*GIVEN EXERCISE*: Go through the entries and count the lines with the string "Ostprick" in them. Give only that number.

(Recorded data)

╔══

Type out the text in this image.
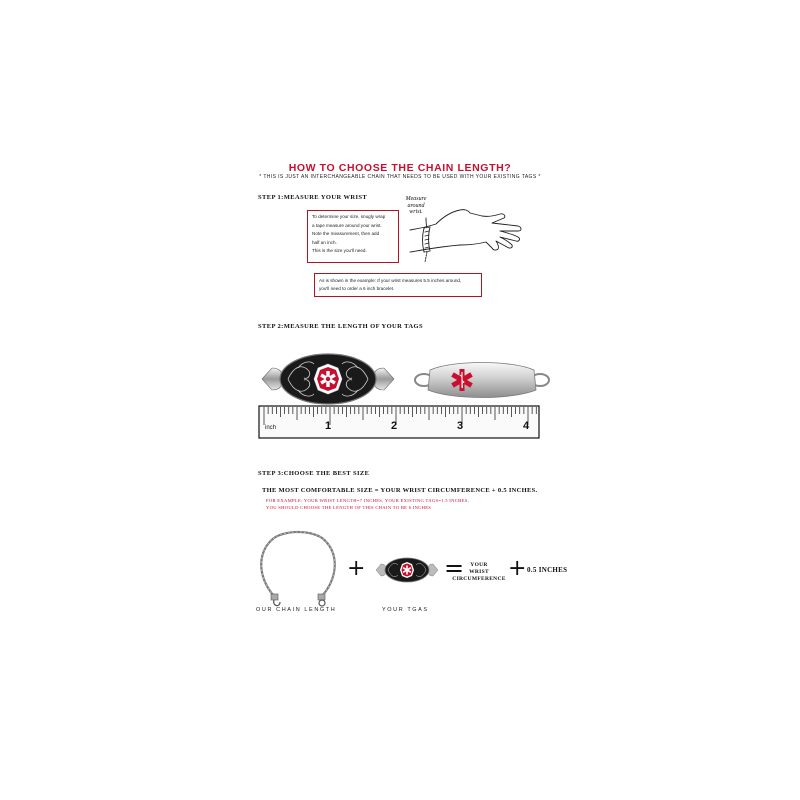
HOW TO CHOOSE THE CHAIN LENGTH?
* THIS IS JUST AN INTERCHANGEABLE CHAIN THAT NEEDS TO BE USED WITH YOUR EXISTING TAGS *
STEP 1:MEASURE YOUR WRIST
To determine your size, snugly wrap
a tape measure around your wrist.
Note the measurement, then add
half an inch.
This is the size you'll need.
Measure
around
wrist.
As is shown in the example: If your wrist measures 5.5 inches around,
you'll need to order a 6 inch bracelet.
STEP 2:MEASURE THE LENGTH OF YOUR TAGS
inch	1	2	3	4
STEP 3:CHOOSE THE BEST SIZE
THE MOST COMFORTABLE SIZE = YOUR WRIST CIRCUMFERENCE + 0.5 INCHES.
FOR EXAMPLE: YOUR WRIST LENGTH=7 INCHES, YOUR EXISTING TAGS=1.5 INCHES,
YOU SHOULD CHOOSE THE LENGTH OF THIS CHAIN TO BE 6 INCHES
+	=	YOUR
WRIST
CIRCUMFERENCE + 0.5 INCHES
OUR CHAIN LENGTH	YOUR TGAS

╚══
╔══

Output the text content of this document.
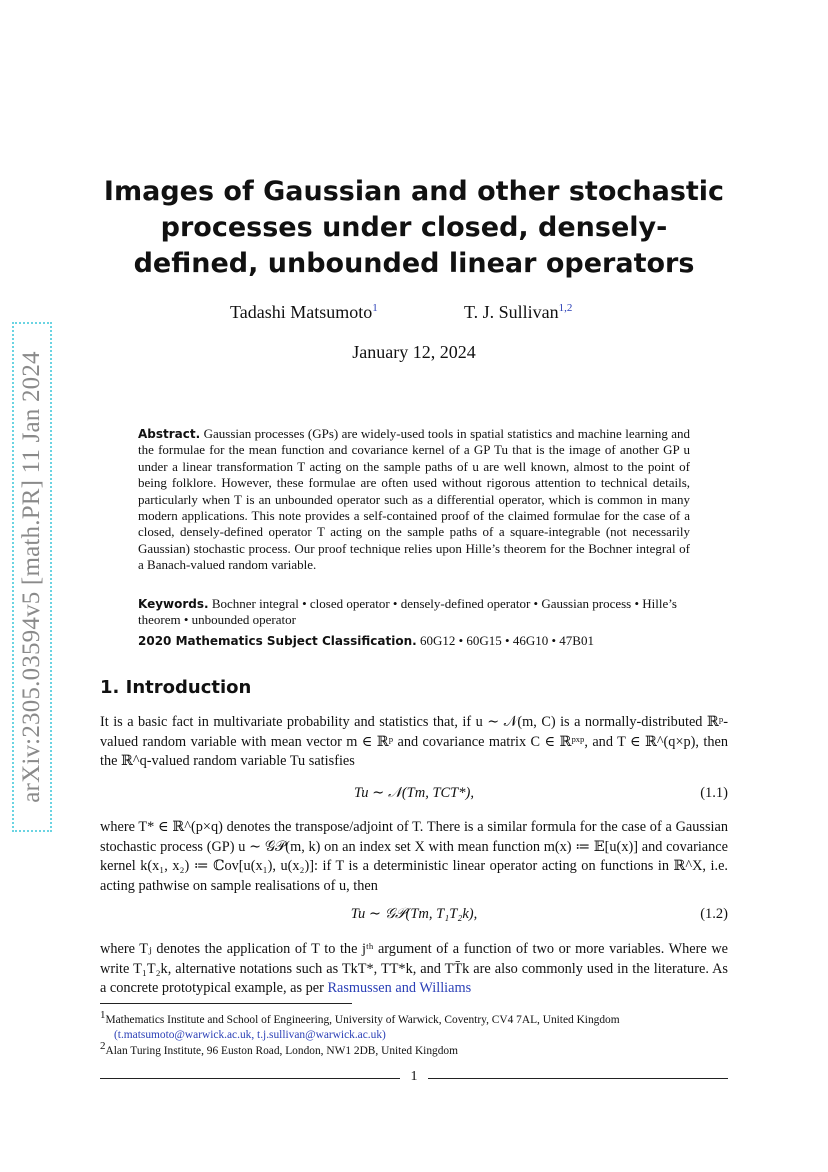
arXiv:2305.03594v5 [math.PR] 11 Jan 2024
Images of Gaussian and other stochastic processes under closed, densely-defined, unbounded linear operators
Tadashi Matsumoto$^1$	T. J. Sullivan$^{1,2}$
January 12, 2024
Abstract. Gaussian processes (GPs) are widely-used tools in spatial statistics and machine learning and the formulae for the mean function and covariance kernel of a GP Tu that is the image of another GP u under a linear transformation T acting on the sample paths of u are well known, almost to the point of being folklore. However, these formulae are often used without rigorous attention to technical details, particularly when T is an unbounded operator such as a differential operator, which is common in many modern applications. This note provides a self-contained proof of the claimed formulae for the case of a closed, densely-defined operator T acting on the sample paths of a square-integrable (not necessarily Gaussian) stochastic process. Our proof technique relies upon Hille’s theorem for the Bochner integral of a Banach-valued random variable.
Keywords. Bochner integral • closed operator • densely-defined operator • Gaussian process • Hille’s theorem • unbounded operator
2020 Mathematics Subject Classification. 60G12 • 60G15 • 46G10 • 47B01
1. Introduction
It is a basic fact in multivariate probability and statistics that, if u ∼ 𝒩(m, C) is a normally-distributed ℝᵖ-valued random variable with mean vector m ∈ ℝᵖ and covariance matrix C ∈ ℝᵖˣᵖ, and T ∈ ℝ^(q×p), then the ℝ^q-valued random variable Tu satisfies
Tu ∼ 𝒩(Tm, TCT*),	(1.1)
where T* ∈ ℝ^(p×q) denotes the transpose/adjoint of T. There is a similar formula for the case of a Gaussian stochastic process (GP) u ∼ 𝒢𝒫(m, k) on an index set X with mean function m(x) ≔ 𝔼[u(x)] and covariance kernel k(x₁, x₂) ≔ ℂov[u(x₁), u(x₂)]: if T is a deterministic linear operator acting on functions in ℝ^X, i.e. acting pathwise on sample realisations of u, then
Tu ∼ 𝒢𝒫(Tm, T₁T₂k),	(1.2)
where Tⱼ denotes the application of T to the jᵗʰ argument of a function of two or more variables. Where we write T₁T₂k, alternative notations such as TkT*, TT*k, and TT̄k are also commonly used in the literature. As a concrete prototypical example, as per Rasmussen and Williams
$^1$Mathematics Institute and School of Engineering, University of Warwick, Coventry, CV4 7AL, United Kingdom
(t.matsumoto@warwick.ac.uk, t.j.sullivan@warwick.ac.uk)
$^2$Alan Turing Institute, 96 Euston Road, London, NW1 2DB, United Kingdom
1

╚══
╔══

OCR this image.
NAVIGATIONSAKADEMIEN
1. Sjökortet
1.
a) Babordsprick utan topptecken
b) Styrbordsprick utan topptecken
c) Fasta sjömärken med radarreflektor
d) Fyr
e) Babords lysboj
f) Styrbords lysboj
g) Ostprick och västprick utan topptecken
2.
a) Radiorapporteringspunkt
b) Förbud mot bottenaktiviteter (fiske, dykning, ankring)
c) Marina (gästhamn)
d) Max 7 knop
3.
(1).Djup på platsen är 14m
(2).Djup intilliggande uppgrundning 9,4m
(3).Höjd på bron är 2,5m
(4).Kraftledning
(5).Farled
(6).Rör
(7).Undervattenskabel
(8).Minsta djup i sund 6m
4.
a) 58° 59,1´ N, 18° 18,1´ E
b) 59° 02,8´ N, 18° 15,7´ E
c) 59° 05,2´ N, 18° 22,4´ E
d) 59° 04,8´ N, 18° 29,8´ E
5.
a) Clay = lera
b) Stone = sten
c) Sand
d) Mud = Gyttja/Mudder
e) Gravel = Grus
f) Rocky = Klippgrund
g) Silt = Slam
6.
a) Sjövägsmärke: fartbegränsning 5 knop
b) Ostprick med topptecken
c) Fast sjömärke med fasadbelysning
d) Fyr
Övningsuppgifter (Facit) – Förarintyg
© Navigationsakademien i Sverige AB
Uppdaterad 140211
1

╚══

*IN RESPONSE*: 2